## BEGIN INPUT ROWS

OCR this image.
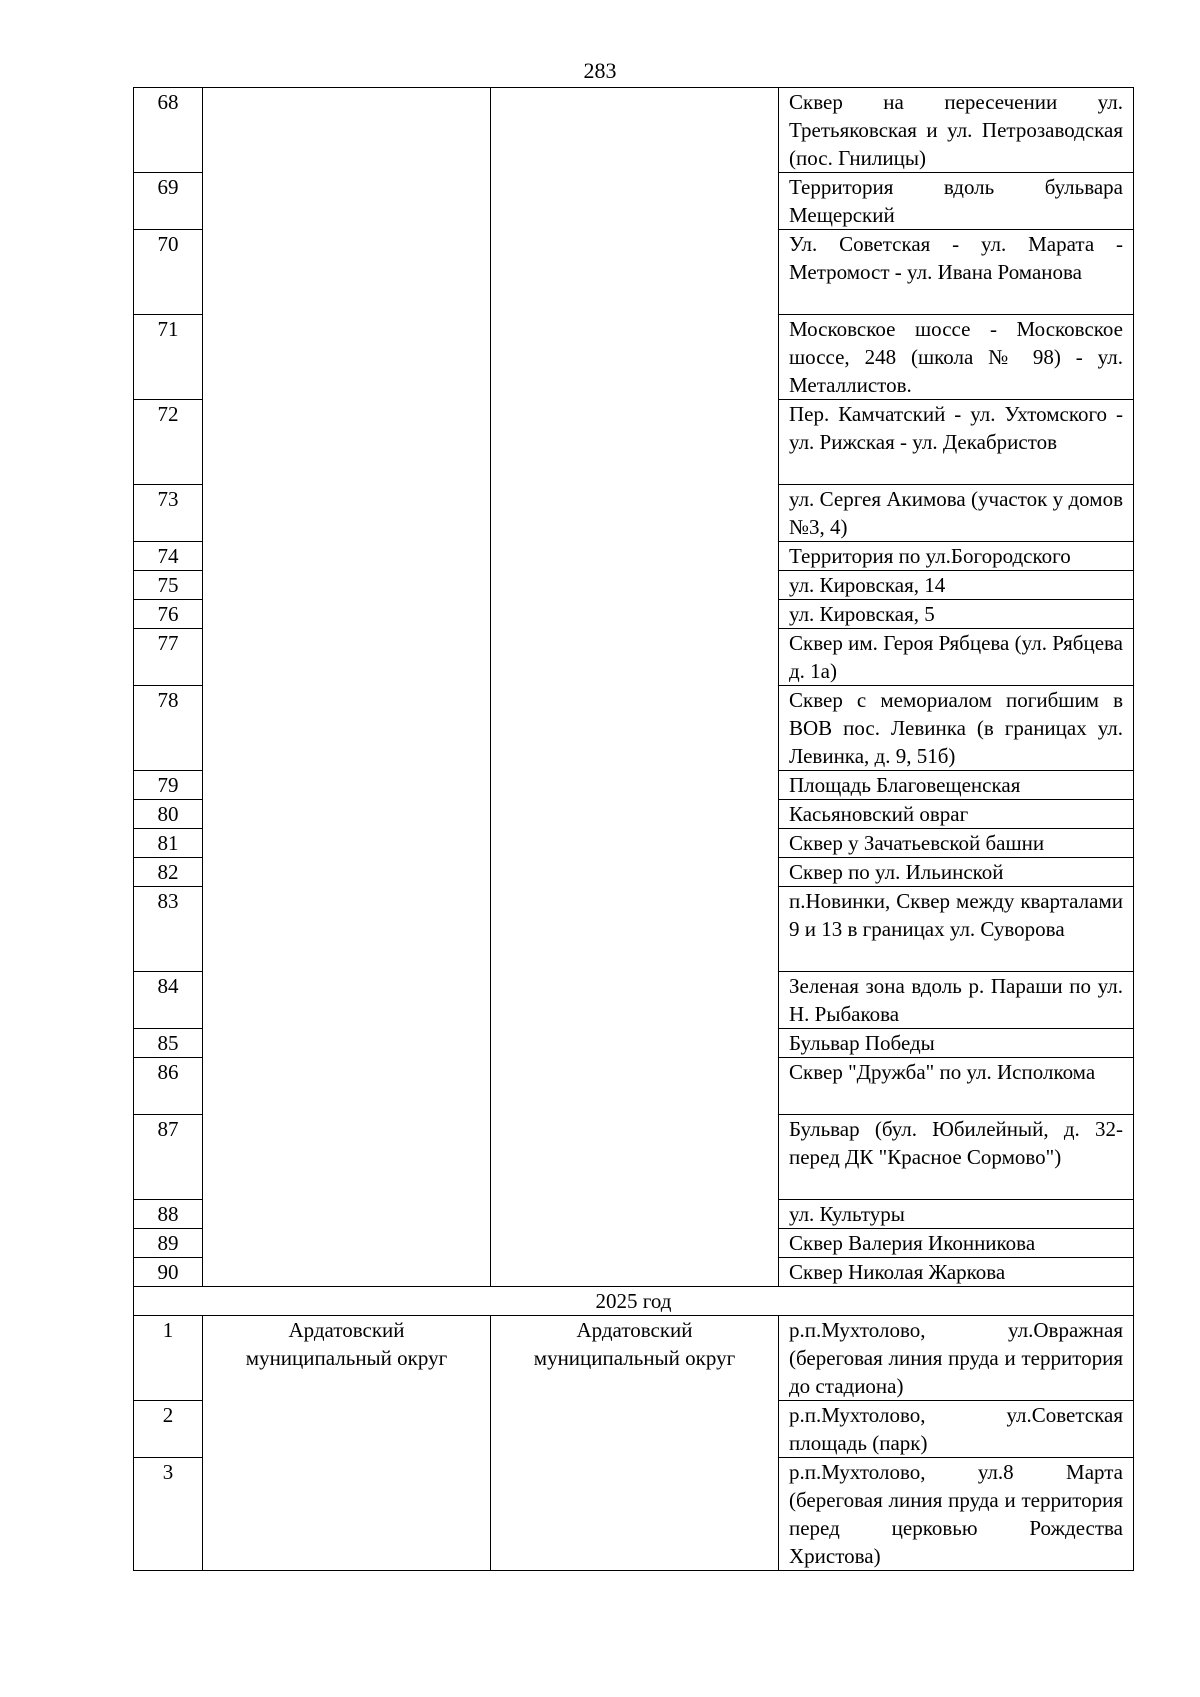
283
68			Сквер на пересечении ул. Третьяковская и ул. Петрозаводская (пос. Гнилицы)
69			Территория вдоль бульвара Мещерский
70			Ул. Советская - ул. Марата - Метромост - ул. Ивана Романова
71			Московское шоссе - Московское шоссе, 248 (школа № 98) - ул. Металлистов.
72			Пер. Камчатский - ул. Ухтомского - ул. Рижская - ул. Декабристов
73			ул. Сергея Акимова (участок у домов №3, 4)
74			Территория по ул.Богородского
75			ул. Кировская, 14
76			ул. Кировская, 5
77			Сквер им. Героя Рябцева (ул. Рябцева д. 1а)
78			Сквер с мемориалом погибшим в ВОВ пос. Левинка (в границах ул. Левинка, д. 9, 51б)
79			Площадь Благовещенская
80			Касьяновский овраг
81			Сквер у Зачатьевской башни
82			Сквер по ул. Ильинской
83			п.Новинки, Сквер между кварталами 9 и 13 в границах ул. Суворова
84			Зеленая зона вдоль р. Параши по ул. Н. Рыбакова
85			Бульвар Победы
86			Сквер "Дружба" по ул. Исполкома
87			Бульвар (бул. Юбилейный, д. 32- перед ДК "Красное Сормово")
88			ул. Культуры
89			Сквер Валерия Иконникова
90			Сквер Николая Жаркова
2025 год			
1	Ардатовский муниципальный округ	Ардатовский муниципальный округ	р.п.Мухтолово, ул.Овражная (береговая линия пруда и территория до стадиона)
2			р.п.Мухтолово, ул.Советская площадь (парк)
3			р.п.Мухтолово, ул.8 Марта (береговая линия пруда и территория перед церковью Рождества Христова)
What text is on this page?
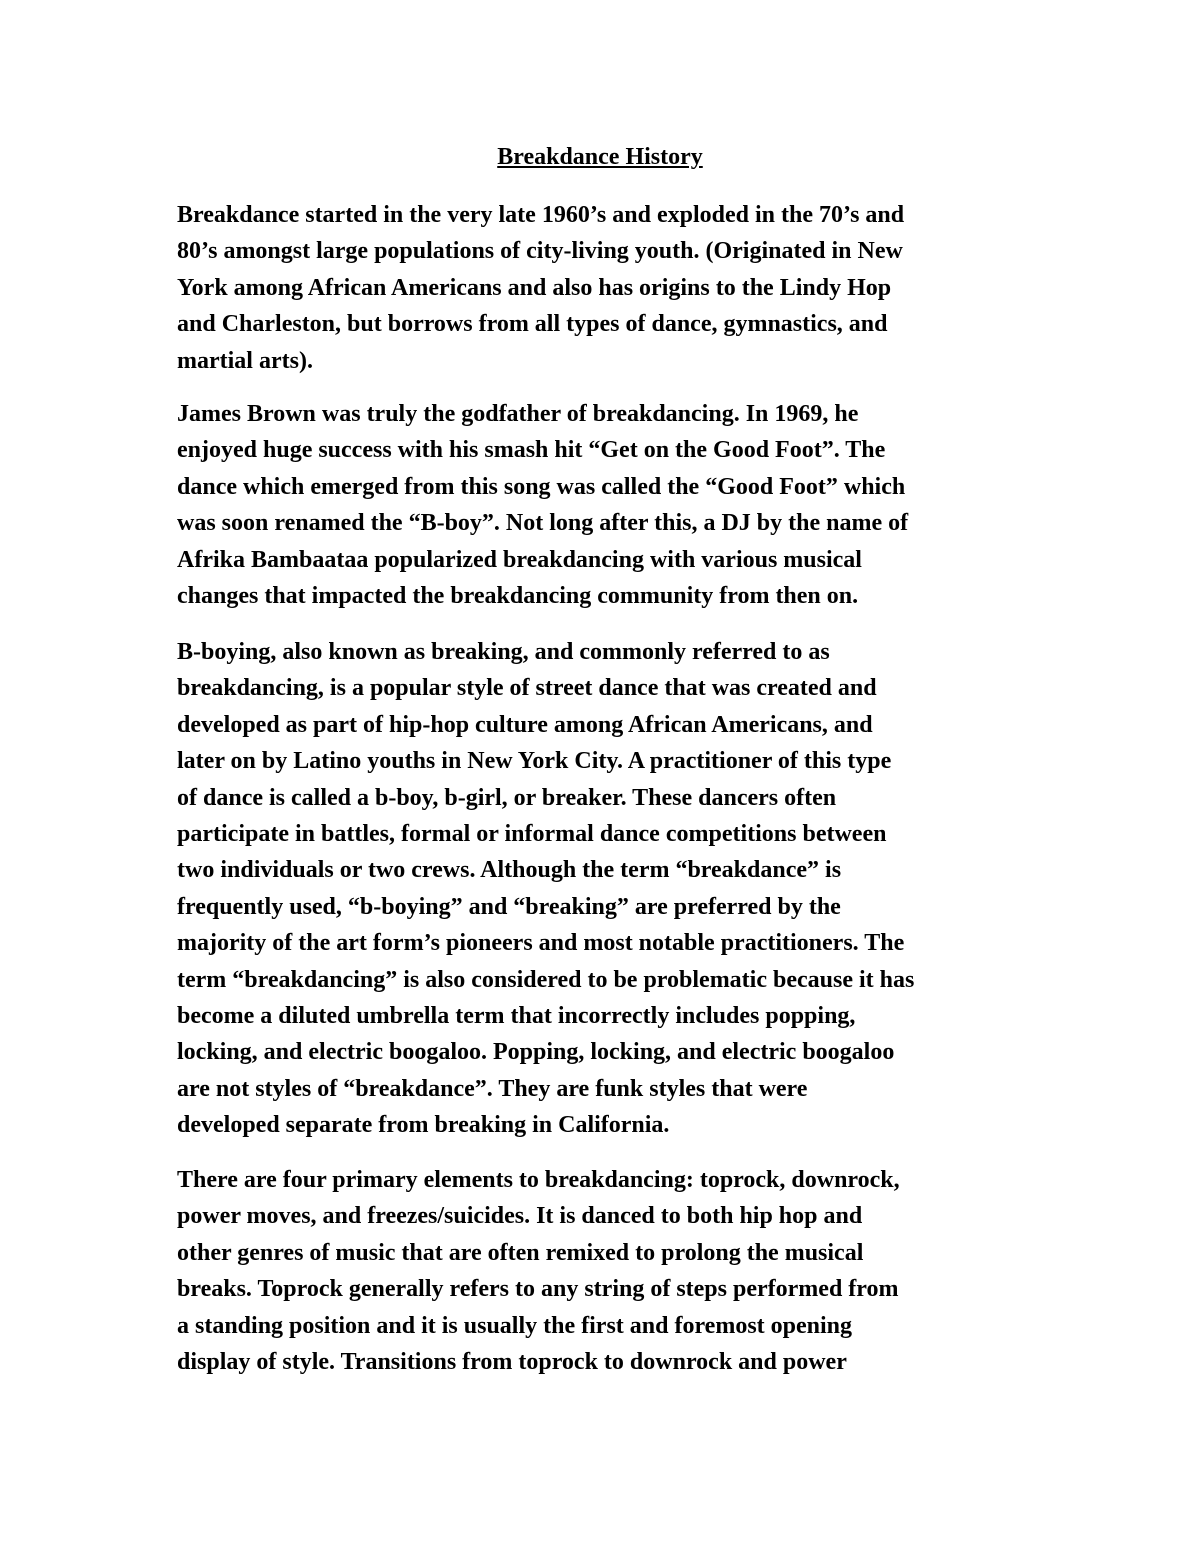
Breakdance History
Breakdance started in the very late 1960’s and exploded in the 70’s and
80’s amongst large populations of city-living youth. (Originated in New
York among African Americans and also has origins to the Lindy Hop
and Charleston, but borrows from all types of dance, gymnastics, and
martial arts).
James Brown was truly the godfather of breakdancing. In 1969, he
enjoyed huge success with his smash hit “Get on the Good Foot”. The
dance which emerged from this song was called the “Good Foot” which
was soon renamed the “B-boy”. Not long after this, a DJ by the name of
Afrika Bambaataa popularized breakdancing with various musical
changes that impacted the breakdancing community from then on.
B-boying, also known as breaking, and commonly referred to as
breakdancing, is a popular style of street dance that was created and
developed as part of hip-hop culture among African Americans, and
later on by Latino youths in New York City. A practitioner of this type
of dance is called a b-boy, b-girl, or breaker. These dancers often
participate in battles, formal or informal dance competitions between
two individuals or two crews. Although the term “breakdance” is
frequently used, “b-boying” and “breaking” are preferred by the
majority of the art form’s pioneers and most notable practitioners. The
term “breakdancing” is also considered to be problematic because it has
become a diluted umbrella term that incorrectly includes popping,
locking, and electric boogaloo. Popping, locking, and electric boogaloo
are not styles of “breakdance”. They are funk styles that were
developed separate from breaking in California.
There are four primary elements to breakdancing: toprock, downrock,
power moves, and freezes/suicides. It is danced to both hip hop and
other genres of music that are often remixed to prolong the musical
breaks. Toprock generally refers to any string of steps performed from
a standing position and it is usually the first and foremost opening
display of style. Transitions from toprock to downrock and power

## END INPUT ROWS

▶ WORK TO DO
Report all lines of the data that include the word "also".

▶ TASK RESPONSE
York among African Americans and also has origins to the Lindy Hop
B-boying, also known as breaking, and commonly referred to as
term “breakdancing” is also considered to be problematic because it has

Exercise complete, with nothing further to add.